The authors propose using an implicit shape representation for the source and the target shapes. The Euclidean signed distance transform is used to model the shape of interest as the zero level set of a distance function.

Let $\Phi: \Omega \to R^+$ denote the distance transform of a shape $S$. The shape defines a partition of the image domain $\Omega$ - the region enclosed by $S$ is denoted by $[R_S]$ and the background region is denoted by $[\Omega - R_S]$. Using signed Euclidean distance transform, we have

$$ \Phi_S(x,y) = \begin{cases} 0, & \text{if}\ (x,y) \in S \\ +D((x,y),S), & \text{if}\ (x,y) \in R_S \\ -D((x,y),S), & \text{if}\ (x,y) \in [\Omega - R_S] \end{cases}. $$

where $D((x,y),S)$ denotes the minimum Euclidean distance between the image pixel location $(x,y)$ and the shape $S$. The authors note that the gradient of the embedding distance function $D((x,y),S)$ is a unit vector normal to the shape. This is important because this guarantees the convergence of gradient descent algorithm. Moreover, the use of implicit shape representation provides additional support to the registration algorithm around the shape boundaries by imposing smoothness constraints. The concern regarding the efficiency in registration while using implicit shape representations is addressed by using only a narrow band around the shape in the embedding space as the registration sample domain.

(TASKS TO PERFORM):
1) Using the passage about implicit shape representation, answer these:
(a) What value does the signed distance function take at points lying on the shape S?
(b) What do the authors say the gradient of the embedding distance function is?
(c) What is used as the registration sample domain to address efficiency?
2) Quote everything in the passage about implicit shape representation from "The authors propose" down to "a distance function.".
Rely only on the passage about implicit shape representation.

(DATA PROVIDED):
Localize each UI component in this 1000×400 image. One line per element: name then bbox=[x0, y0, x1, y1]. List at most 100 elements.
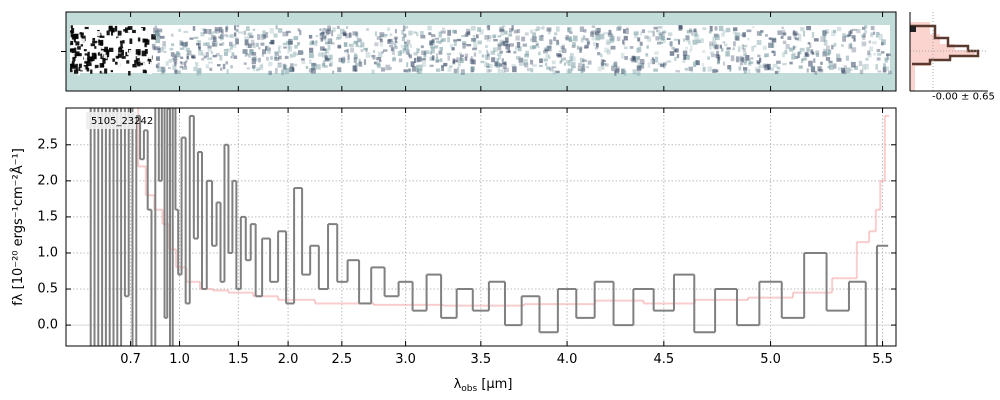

(TASK SOLUTIONS):
1)
(a) 0
(b) A unit vector normal to the shape.
(c) Only a narrow band around the shape in the embedding space.

2)
The authors propose using an implicit shape representation for the source and the target shapes. The Euclidean signed distance transform is used to model the shape of interest as the zero level set of a distance function.